All lines holding the string "Best" are to be shown.

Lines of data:
>> start

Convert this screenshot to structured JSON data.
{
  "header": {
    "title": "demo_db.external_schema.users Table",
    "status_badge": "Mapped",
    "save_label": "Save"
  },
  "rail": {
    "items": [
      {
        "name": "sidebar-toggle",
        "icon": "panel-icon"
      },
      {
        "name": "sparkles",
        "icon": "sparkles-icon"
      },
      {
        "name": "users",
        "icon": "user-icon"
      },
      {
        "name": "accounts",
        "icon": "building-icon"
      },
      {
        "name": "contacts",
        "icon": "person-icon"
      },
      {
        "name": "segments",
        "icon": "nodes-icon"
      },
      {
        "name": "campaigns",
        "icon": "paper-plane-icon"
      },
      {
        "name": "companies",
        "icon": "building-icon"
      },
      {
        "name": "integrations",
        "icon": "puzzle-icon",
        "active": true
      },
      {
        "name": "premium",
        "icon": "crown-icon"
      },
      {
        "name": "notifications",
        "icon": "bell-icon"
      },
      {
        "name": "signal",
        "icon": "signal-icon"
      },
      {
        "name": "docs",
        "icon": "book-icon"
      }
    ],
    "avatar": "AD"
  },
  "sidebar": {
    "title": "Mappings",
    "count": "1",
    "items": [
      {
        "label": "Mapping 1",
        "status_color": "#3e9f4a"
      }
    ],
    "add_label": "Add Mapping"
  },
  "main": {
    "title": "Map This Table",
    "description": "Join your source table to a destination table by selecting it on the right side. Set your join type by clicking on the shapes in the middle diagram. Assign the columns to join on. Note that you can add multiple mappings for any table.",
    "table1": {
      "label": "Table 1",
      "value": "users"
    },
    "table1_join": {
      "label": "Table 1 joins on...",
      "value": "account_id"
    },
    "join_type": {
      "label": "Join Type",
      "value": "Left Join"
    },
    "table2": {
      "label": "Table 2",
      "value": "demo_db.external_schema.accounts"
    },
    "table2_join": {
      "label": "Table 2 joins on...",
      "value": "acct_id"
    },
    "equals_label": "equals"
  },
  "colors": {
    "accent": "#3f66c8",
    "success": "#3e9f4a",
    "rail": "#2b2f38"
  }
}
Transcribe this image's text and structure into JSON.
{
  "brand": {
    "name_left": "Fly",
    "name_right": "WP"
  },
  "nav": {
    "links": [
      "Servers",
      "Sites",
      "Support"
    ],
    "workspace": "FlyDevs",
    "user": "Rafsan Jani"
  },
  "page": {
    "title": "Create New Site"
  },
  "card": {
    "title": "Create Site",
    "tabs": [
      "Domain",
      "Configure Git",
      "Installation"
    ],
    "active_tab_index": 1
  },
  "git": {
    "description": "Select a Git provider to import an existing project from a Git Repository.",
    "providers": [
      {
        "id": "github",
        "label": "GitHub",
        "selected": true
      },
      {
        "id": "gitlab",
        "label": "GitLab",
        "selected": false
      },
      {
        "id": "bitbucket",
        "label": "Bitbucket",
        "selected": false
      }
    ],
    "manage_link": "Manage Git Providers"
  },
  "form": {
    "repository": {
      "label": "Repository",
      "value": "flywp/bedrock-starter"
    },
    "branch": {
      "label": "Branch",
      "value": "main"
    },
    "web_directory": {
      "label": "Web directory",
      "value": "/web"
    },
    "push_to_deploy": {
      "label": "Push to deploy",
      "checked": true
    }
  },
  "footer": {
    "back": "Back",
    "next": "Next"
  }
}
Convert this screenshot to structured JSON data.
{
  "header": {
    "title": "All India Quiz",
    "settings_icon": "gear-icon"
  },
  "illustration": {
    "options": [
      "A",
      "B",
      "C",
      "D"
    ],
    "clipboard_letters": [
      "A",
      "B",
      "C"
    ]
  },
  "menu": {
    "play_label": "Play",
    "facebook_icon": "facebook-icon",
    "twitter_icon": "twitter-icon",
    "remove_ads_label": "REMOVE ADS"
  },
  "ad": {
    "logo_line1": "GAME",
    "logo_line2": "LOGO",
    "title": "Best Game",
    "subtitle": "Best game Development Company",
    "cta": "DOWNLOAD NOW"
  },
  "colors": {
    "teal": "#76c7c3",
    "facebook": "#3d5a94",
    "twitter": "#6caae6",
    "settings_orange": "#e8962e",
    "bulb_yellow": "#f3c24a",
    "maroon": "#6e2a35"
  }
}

>> end

▶ _WRITTEN ANSWER_:
    "title": "Best Game",
    "subtitle": "Best game Development Company",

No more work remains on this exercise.